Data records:
====================

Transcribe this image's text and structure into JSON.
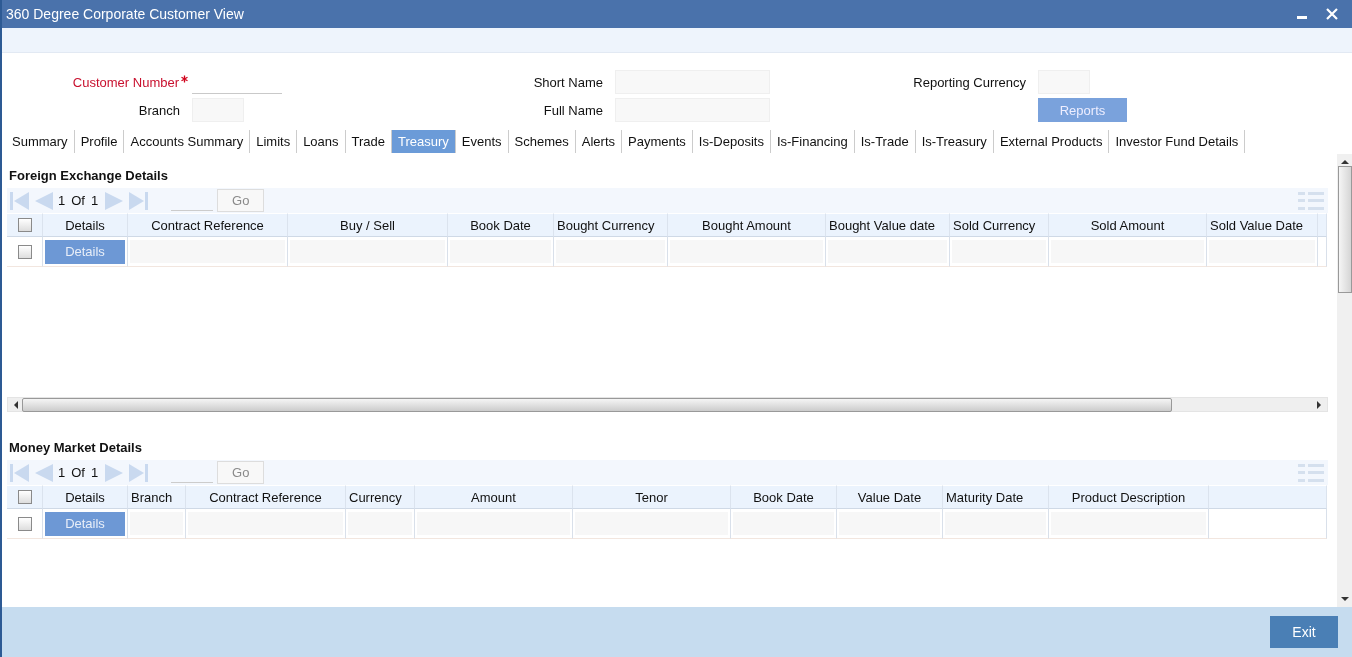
{
  "window": {
    "title": "360 Degree Corporate Customer View"
  },
  "form": {
    "fields": [
      {
        "kind": "line",
        "label": "Customer Number",
        "required": true
      },
      {
        "kind": "box",
        "label": "Branch",
        "required": false
      },
      {
        "kind": "box",
        "label": "Short Name",
        "required": false
      },
      {
        "kind": "box",
        "label": "Full Name",
        "required": false
      },
      {
        "kind": "box",
        "label": "Reporting Currency",
        "required": false
      }
    ],
    "reports_button": "Reports"
  },
  "tabs": [
    {
      "label": "Summary",
      "selected": false
    },
    {
      "label": "Profile",
      "selected": false
    },
    {
      "label": "Accounts Summary",
      "selected": false
    },
    {
      "label": "Limits",
      "selected": false
    },
    {
      "label": "Loans",
      "selected": false
    },
    {
      "label": "Trade",
      "selected": false
    },
    {
      "label": "Treasury",
      "selected": true
    },
    {
      "label": "Events",
      "selected": false
    },
    {
      "label": "Schemes",
      "selected": false
    },
    {
      "label": "Alerts",
      "selected": false
    },
    {
      "label": "Payments",
      "selected": false
    },
    {
      "label": "Is-Deposits",
      "selected": false
    },
    {
      "label": "Is-Financing",
      "selected": false
    },
    {
      "label": "Is-Trade",
      "selected": false
    },
    {
      "label": "Is-Treasury",
      "selected": false
    },
    {
      "label": "External Products",
      "selected": false
    },
    {
      "label": "Investor Fund Details",
      "selected": false
    }
  ],
  "sections": [
    {
      "title": "Foreign Exchange Details",
      "pager": {
        "current": "1",
        "of": "Of",
        "total": "1",
        "go": "Go"
      },
      "select_all_checked": false,
      "columns": [
        "Details",
        "Contract Reference",
        "Buy / Sell",
        "Book Date",
        "Bought Currency",
        "Bought Amount",
        "Bought Value date",
        "Sold Currency",
        "Sold Amount",
        "Sold Value Date"
      ],
      "rows": [
        {
          "checked": false,
          "details": "Details"
        }
      ]
    },
    {
      "title": "Money Market Details",
      "pager": {
        "current": "1",
        "of": "Of",
        "total": "1",
        "go": "Go"
      },
      "select_all_checked": false,
      "columns": [
        "Details",
        "Branch",
        "Contract Reference",
        "Currency",
        "Amount",
        "Tenor",
        "Book Date",
        "Value Date",
        "Maturity Date",
        "Product Description"
      ],
      "rows": [
        {
          "checked": false,
          "details": "Details"
        }
      ]
    }
  ],
  "footer": {
    "exit": "Exit"
  }
}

====================

- **WORK TO COMPLETE**: Filter the records above for lines containing the word "Currency", and copy those lines.

- **RESPONSE**:
        "label": "Reporting Currency",
        "Bought Currency",
        "Sold Currency",
        "Currency",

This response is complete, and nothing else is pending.